[Records excerpted from a collection]
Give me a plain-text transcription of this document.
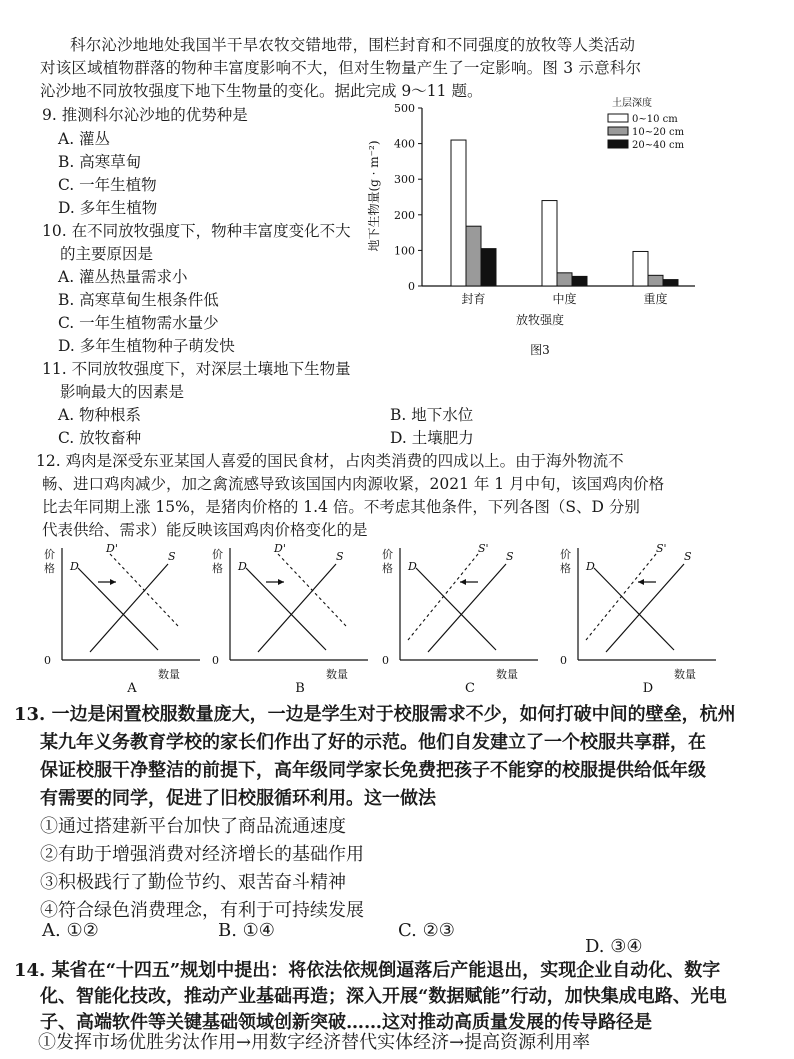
科尔沁沙地地处我国半干旱农牧交错地带，围栏封育和不同强度的放牧等人类活动
对该区域植物群落的物种丰富度影响不大，但对生物量产生了一定影响。图 3 示意科尔
沁沙地不同放牧强度下地下生物量的变化。据此完成 9～11 题。
9. 推测科尔沁沙地的优势种是
A. 灌丛
B. 高寒草甸
C. 一年生植物
D. 多年生植物
10. 在不同放牧强度下，物种丰富度变化不大
的主要原因是
A. 灌丛热量需求小
B. 高寒草甸生根条件低
C. 一年生植物需水量少
D. 多年生植物种子萌发快
11. 不同放牧强度下，对深层土壤地下生物量
影响最大的因素是
A. 物种根系	B. 地下水位
C. 放牧畜种	D. 土壤肥力
0
100
200
300
400
500
封育	中度	重度
土层深度
0~10 cm
10~20 cm
20~40 cm
地下生物量(g · m⁻²)
放牧强度
图3
12. 鸡肉是深受东亚某国人喜爱的国民食材，占肉类消费的四成以上。由于海外物流不
畅、进口鸡肉减少，加之禽流感导致该国国内肉源收紧，2021 年 1 月中旬，该国鸡肉价格
比去年同期上涨 15%，是猪肉价格的 1.4 倍。不考虑其他条件，下列各图（S、D 分别
代表供给、需求）能反映该国鸡肉价格变化的是
价
格
0
数量
D
S
D'
A
价
格
0
数量
D
S
D'
B
价
格
0
数量
D
S
S'
C
价
格
0
数量
D
S
S'
D
13. 一边是闲置校服数量庞大，一边是学生对于校服需求不少，如何打破中间的壁垒，杭州
某九年义务教育学校的家长们作出了好的示范。他们自发建立了一个校服共享群，在
保证校服干净整洁的前提下，高年级同学家长免费把孩子不能穿的校服提供给低年级
有需要的同学，促进了旧校服循环利用。这一做法
①通过搭建新平台加快了商品流通速度
②有助于增强消费对经济增长的基础作用
③积极践行了勤俭节约、艰苦奋斗精神
④符合绿色消费理念，有利于可持续发展
A. ①②	B. ①④	C. ②③
D. ③④
14. 某省在“十四五”规划中提出：将依法依规倒逼落后产能退出，实现企业自动化、数字
化、智能化技改，推动产业基础再造；深入开展“数据赋能”行动，加快集成电路、光电
子、高端软件等关键基础领域创新突破……这对推动高质量发展的传导路径是
①发挥市场优胜劣汰作用→用数字经济替代实体经济→提高资源利用率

## STATED PROBLEM
Go through the data above and transcribe it in full, omitting any image.

## OUTPUT
Give me a plain-text transcription of this document.
科尔沁沙地地处我国半干旱农牧交错地带，围栏封育和不同强度的放牧等人类活动
对该区域植物群落的物种丰富度影响不大，但对生物量产生了一定影响。图 3 示意科尔
沁沙地不同放牧强度下地下生物量的变化。据此完成 9～11 题。
9. 推测科尔沁沙地的优势种是
A. 灌丛
B. 高寒草甸
C. 一年生植物
D. 多年生植物
10. 在不同放牧强度下，物种丰富度变化不大
的主要原因是
A. 灌丛热量需求小
B. 高寒草甸生根条件低
C. 一年生植物需水量少
D. 多年生植物种子萌发快
11. 不同放牧强度下，对深层土壤地下生物量
影响最大的因素是
A. 物种根系	B. 地下水位
C. 放牧畜种	D. 土壤肥力
0
100
200
300
400
500
封育	中度	重度
土层深度
0~10 cm
10~20 cm
20~40 cm
地下生物量(g · m⁻²)
放牧强度
图3
12. 鸡肉是深受东亚某国人喜爱的国民食材，占肉类消费的四成以上。由于海外物流不
畅、进口鸡肉减少，加之禽流感导致该国国内肉源收紧，2021 年 1 月中旬，该国鸡肉价格
比去年同期上涨 15%，是猪肉价格的 1.4 倍。不考虑其他条件，下列各图（S、D 分别
代表供给、需求）能反映该国鸡肉价格变化的是
价
格
0
数量
D
S
D'
A
价
格
0
数量
D
S
D'
B
价
格
0
数量
D
S
S'
C
价
格
0
数量
D
S
S'
D
13. 一边是闲置校服数量庞大，一边是学生对于校服需求不少，如何打破中间的壁垒，杭州
某九年义务教育学校的家长们作出了好的示范。他们自发建立了一个校服共享群，在
保证校服干净整洁的前提下，高年级同学家长免费把孩子不能穿的校服提供给低年级
有需要的同学，促进了旧校服循环利用。这一做法
①通过搭建新平台加快了商品流通速度
②有助于增强消费对经济增长的基础作用
③积极践行了勤俭节约、艰苦奋斗精神
④符合绿色消费理念，有利于可持续发展
A. ①②	B. ①④	C. ②③
D. ③④
14. 某省在“十四五”规划中提出：将依法依规倒逼落后产能退出，实现企业自动化、数字
化、智能化技改，推动产业基础再造；深入开展“数据赋能”行动，加快集成电路、光电
子、高端软件等关键基础领域创新突破……这对推动高质量发展的传导路径是
①发挥市场优胜劣汰作用→用数字经济替代实体经济→提高资源利用率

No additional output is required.